■ Exercise directions ■
Update the records by replacing "tweet-text" with "post-text" wherever it appears, leaving everything else unchanged and omitting the pictures from your answer.

■ Input data ■
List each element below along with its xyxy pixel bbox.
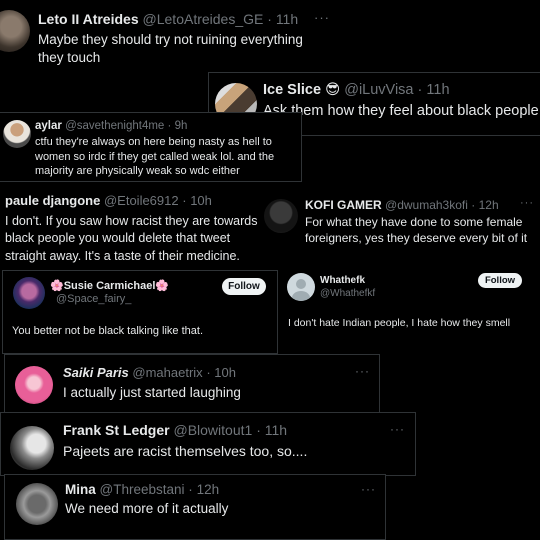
tweet-header: Mina @Threebstani · 12h: [65, 482, 219, 497]
flower-emoji-icon: 🌸: [50, 280, 64, 292]
separator: ·: [267, 11, 272, 27]
avatar[interactable]: [13, 277, 45, 309]
tweet-text: Pajeets are racist themselves too, so...…: [63, 443, 308, 459]
tweet-text: I don't. If you saw how racist they are …: [5, 214, 258, 263]
more-options-icon[interactable]: ···: [520, 197, 534, 209]
timestamp[interactable]: 12h: [479, 198, 499, 212]
tweet-header: Leto II Atreides @LetoAtreides_GE · 11h: [38, 11, 298, 27]
tweet-card-mina[interactable]: Mina @Threebstani · 12h ··· We need more…: [4, 474, 386, 540]
separator: ·: [417, 82, 423, 98]
timestamp[interactable]: 11h: [276, 11, 298, 27]
author-handle[interactable]: @Threebstani: [100, 482, 185, 497]
separator: ·: [182, 193, 187, 208]
tweet-text: We need more of it actually: [65, 501, 229, 516]
author-name[interactable]: Mina: [65, 482, 96, 497]
tweet-text: ctfu they're always on here being nasty …: [35, 136, 275, 178]
author-handle[interactable]: @LetoAtreides_GE: [143, 11, 264, 27]
tweet-header: Saiki Paris @mahaetrix · 10h: [63, 365, 236, 380]
author-name[interactable]: Saiki Paris: [63, 365, 129, 380]
sunglasses-emoji-icon: 😎: [325, 82, 341, 98]
default-avatar-body: [292, 291, 310, 301]
avatar[interactable]: [15, 366, 53, 404]
tweet-header: paule djangone @Etoile6912 · 10h: [5, 193, 212, 208]
tweet-header: KOFI GAMER @dwumah3kofi · 12h: [305, 198, 499, 212]
author-handle[interactable]: @Whathefkf: [320, 288, 375, 299]
avatar[interactable]: [264, 199, 298, 233]
tweet-card-whathefk[interactable]: Whathefk @Whathefkf Follow I don't hate …: [282, 264, 540, 344]
tweet-text: I don't hate Indian people, I hate how t…: [288, 317, 511, 329]
author-name[interactable]: Ice Slice: [263, 82, 321, 98]
tweet-text: For what they have done to some female f…: [305, 215, 528, 245]
separator: ·: [256, 422, 261, 438]
more-options-icon[interactable]: ···: [314, 10, 330, 25]
tweet-text: Ask them how they feel about black peopl…: [263, 103, 539, 119]
timestamp[interactable]: 10h: [214, 365, 236, 380]
separator: ·: [188, 482, 193, 497]
avatar[interactable]: [10, 426, 54, 470]
tweet-card-susie[interactable]: 🌸Susie Carmichael🌸 @Space_fairy_ Follow …: [2, 270, 278, 354]
tweet-card-kofi[interactable]: KOFI GAMER @dwumah3kofi · 12h ··· For wh…: [258, 193, 540, 258]
timestamp[interactable]: 11h: [265, 422, 287, 438]
author-name[interactable]: paule djangone: [5, 193, 100, 208]
separator: ·: [167, 120, 172, 132]
author-handle[interactable]: @Space_fairy_: [56, 293, 131, 305]
tweet-header: Ice Slice 😎 @iLuvVisa · 11h: [263, 82, 450, 98]
tweet-text: I actually just started laughing: [63, 385, 241, 400]
author-name[interactable]: Leto II Atreides: [38, 11, 139, 27]
separator: ·: [206, 365, 211, 380]
follow-button[interactable]: Follow: [222, 278, 266, 295]
author-handle[interactable]: @Blowitout1: [173, 422, 252, 438]
tweet-card-frank[interactable]: Frank St Ledger @Blowitout1 · 11h ··· Pa…: [0, 412, 416, 476]
avatar[interactable]: [0, 10, 30, 52]
avatar[interactable]: [287, 273, 315, 301]
timestamp[interactable]: 11h: [426, 82, 449, 98]
author-handle[interactable]: @savethenight4me: [65, 120, 164, 132]
tweet-header: Frank St Ledger @Blowitout1 · 11h: [63, 422, 287, 438]
author-name[interactable]: Susie Carmichael: [64, 280, 156, 292]
author-name[interactable]: Whathefk: [320, 275, 365, 286]
tweet-card-paule[interactable]: paule djangone @Etoile6912 · 10h I don't…: [0, 186, 262, 268]
author-handle[interactable]: @dwumah3kofi: [385, 198, 468, 212]
author-name[interactable]: Frank St Ledger: [63, 422, 170, 438]
tweet-text: You better not be black talking like tha…: [12, 325, 203, 337]
author-name[interactable]: aylar: [35, 120, 62, 132]
more-options-icon[interactable]: ···: [355, 364, 370, 378]
author-handle[interactable]: @iLuvVisa: [344, 82, 413, 98]
tweet-card-aylar[interactable]: aylar @savethenight4me · 9h ctfu they're…: [0, 112, 302, 182]
more-options-icon[interactable]: ···: [361, 482, 376, 496]
timestamp[interactable]: 9h: [175, 120, 188, 132]
flower-emoji-icon: 🌸: [155, 280, 170, 292]
avatar[interactable]: [16, 483, 58, 525]
tweet-card-saiki[interactable]: Saiki Paris @mahaetrix · 10h ··· I actua…: [4, 354, 380, 414]
author-handle[interactable]: @mahaetrix: [132, 365, 202, 380]
separator: ·: [471, 198, 476, 212]
more-options-icon[interactable]: ···: [390, 422, 405, 436]
timestamp[interactable]: 10h: [190, 193, 212, 208]
timestamp[interactable]: 12h: [197, 482, 220, 497]
tweet-text: Maybe they should try not ruining everyt…: [38, 32, 303, 65]
tweet-header: aylar @savethenight4me · 9h: [35, 120, 187, 132]
author-name[interactable]: KOFI GAMER: [305, 198, 382, 212]
tweet-header: 🌸Susie Carmichael🌸: [50, 279, 169, 292]
follow-button[interactable]: Follow: [478, 273, 522, 288]
author-handle[interactable]: @Etoile6912: [104, 193, 179, 208]
tweet-card-leto[interactable]: Leto II Atreides @LetoAtreides_GE · 11h …: [0, 0, 336, 72]
avatar[interactable]: [3, 120, 31, 148]
default-avatar-icon: [296, 279, 306, 289]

■ Output below ■
List each element below along with its xyxy pixel bbox.
tweet-header: Mina @Threebstani · 12h: [65, 482, 219, 497]
flower-emoji-icon: 🌸: [50, 280, 64, 292]
separator: ·: [267, 11, 272, 27]
avatar[interactable]: [13, 277, 45, 309]
post-text: Pajeets are racist themselves too, so...…: [63, 443, 308, 459]
post-text: I don't. If you saw how racist they are …: [5, 214, 258, 263]
more-options-icon[interactable]: ···: [520, 197, 534, 209]
timestamp[interactable]: 12h: [479, 198, 499, 212]
tweet-header: Leto II Atreides @LetoAtreides_GE · 11h: [38, 11, 298, 27]
tweet-card-mina[interactable]: Mina @Threebstani · 12h ··· We need more…: [4, 474, 386, 540]
separator: ·: [417, 82, 423, 98]
timestamp[interactable]: 11h: [276, 11, 298, 27]
author-handle[interactable]: @Threebstani: [100, 482, 185, 497]
separator: ·: [182, 193, 187, 208]
post-text: We need more of it actually: [65, 501, 229, 516]
author-name[interactable]: Mina: [65, 482, 96, 497]
post-text: ctfu they're always on here being nasty …: [35, 136, 275, 178]
author-handle[interactable]: @LetoAtreides_GE: [143, 11, 264, 27]
tweet-header: Saiki Paris @mahaetrix · 10h: [63, 365, 236, 380]
author-name[interactable]: Saiki Paris: [63, 365, 129, 380]
sunglasses-emoji-icon: 😎: [325, 82, 341, 98]
default-avatar-body: [292, 291, 310, 301]
avatar[interactable]: [15, 366, 53, 404]
tweet-header: paule djangone @Etoile6912 · 10h: [5, 193, 212, 208]
tweet-header: KOFI GAMER @dwumah3kofi · 12h: [305, 198, 499, 212]
author-handle[interactable]: @Whathefkf: [320, 288, 375, 299]
avatar[interactable]: [264, 199, 298, 233]
tweet-card-whathefk[interactable]: Whathefk @Whathefkf Follow I don't hate …: [282, 264, 540, 344]
post-text: I don't hate Indian people, I hate how t…: [288, 317, 511, 329]
author-name[interactable]: Ice Slice: [263, 82, 321, 98]
post-text: For what they have done to some female f…: [305, 215, 528, 245]
separator: ·: [256, 422, 261, 438]
more-options-icon[interactable]: ···: [314, 10, 330, 25]
post-text: Ask them how they feel about black peopl…: [263, 103, 539, 119]
timestamp[interactable]: 10h: [214, 365, 236, 380]
separator: ·: [188, 482, 193, 497]
avatar[interactable]: [10, 426, 54, 470]
tweet-card-susie[interactable]: 🌸Susie Carmichael🌸 @Space_fairy_ Follow …: [2, 270, 278, 354]
tweet-card-kofi[interactable]: KOFI GAMER @dwumah3kofi · 12h ··· For wh…: [258, 193, 540, 258]
timestamp[interactable]: 11h: [265, 422, 287, 438]
author-name[interactable]: paule djangone: [5, 193, 100, 208]
separator: ·: [167, 120, 172, 132]
author-handle[interactable]: @Space_fairy_: [56, 293, 131, 305]
tweet-header: Ice Slice 😎 @iLuvVisa · 11h: [263, 82, 450, 98]
post-text: I actually just started laughing: [63, 385, 241, 400]
author-name[interactable]: Leto II Atreides: [38, 11, 139, 27]
separator: ·: [206, 365, 211, 380]
follow-button[interactable]: Follow: [222, 278, 266, 295]
author-handle[interactable]: @Blowitout1: [173, 422, 252, 438]
tweet-card-frank[interactable]: Frank St Ledger @Blowitout1 · 11h ··· Pa…: [0, 412, 416, 476]
avatar[interactable]: [0, 10, 30, 52]
avatar[interactable]: [287, 273, 315, 301]
timestamp[interactable]: 11h: [426, 82, 449, 98]
author-handle[interactable]: @savethenight4me: [65, 120, 164, 132]
tweet-header: Frank St Ledger @Blowitout1 · 11h: [63, 422, 287, 438]
author-name[interactable]: Susie Carmichael: [64, 280, 156, 292]
author-name[interactable]: Whathefk: [320, 275, 365, 286]
tweet-card-paule[interactable]: paule djangone @Etoile6912 · 10h I don't…: [0, 186, 262, 268]
author-handle[interactable]: @dwumah3kofi: [385, 198, 468, 212]
author-name[interactable]: Frank St Ledger: [63, 422, 170, 438]
post-text: You better not be black talking like tha…: [12, 325, 203, 337]
author-name[interactable]: aylar: [35, 120, 62, 132]
more-options-icon[interactable]: ···: [355, 364, 370, 378]
author-handle[interactable]: @iLuvVisa: [344, 82, 413, 98]
tweet-card-aylar[interactable]: aylar @savethenight4me · 9h ctfu they're…: [0, 112, 302, 182]
more-options-icon[interactable]: ···: [361, 482, 376, 496]
timestamp[interactable]: 9h: [175, 120, 188, 132]
flower-emoji-icon: 🌸: [155, 280, 170, 292]
avatar[interactable]: [16, 483, 58, 525]
tweet-card-saiki[interactable]: Saiki Paris @mahaetrix · 10h ··· I actua…: [4, 354, 380, 414]
author-handle[interactable]: @mahaetrix: [132, 365, 202, 380]
separator: ·: [471, 198, 476, 212]
more-options-icon[interactable]: ···: [390, 422, 405, 436]
timestamp[interactable]: 10h: [190, 193, 212, 208]
timestamp[interactable]: 12h: [197, 482, 220, 497]
post-text: Maybe they should try not ruining everyt…: [38, 32, 303, 65]
tweet-header: aylar @savethenight4me · 9h: [35, 120, 187, 132]
author-name[interactable]: KOFI GAMER: [305, 198, 382, 212]
tweet-header: 🌸Susie Carmichael🌸: [50, 279, 169, 292]
follow-button[interactable]: Follow: [478, 273, 522, 288]
author-handle[interactable]: @Etoile6912: [104, 193, 179, 208]
tweet-card-leto[interactable]: Leto II Atreides @LetoAtreides_GE · 11h …: [0, 0, 336, 72]
avatar[interactable]: [3, 120, 31, 148]
default-avatar-icon: [296, 279, 306, 289]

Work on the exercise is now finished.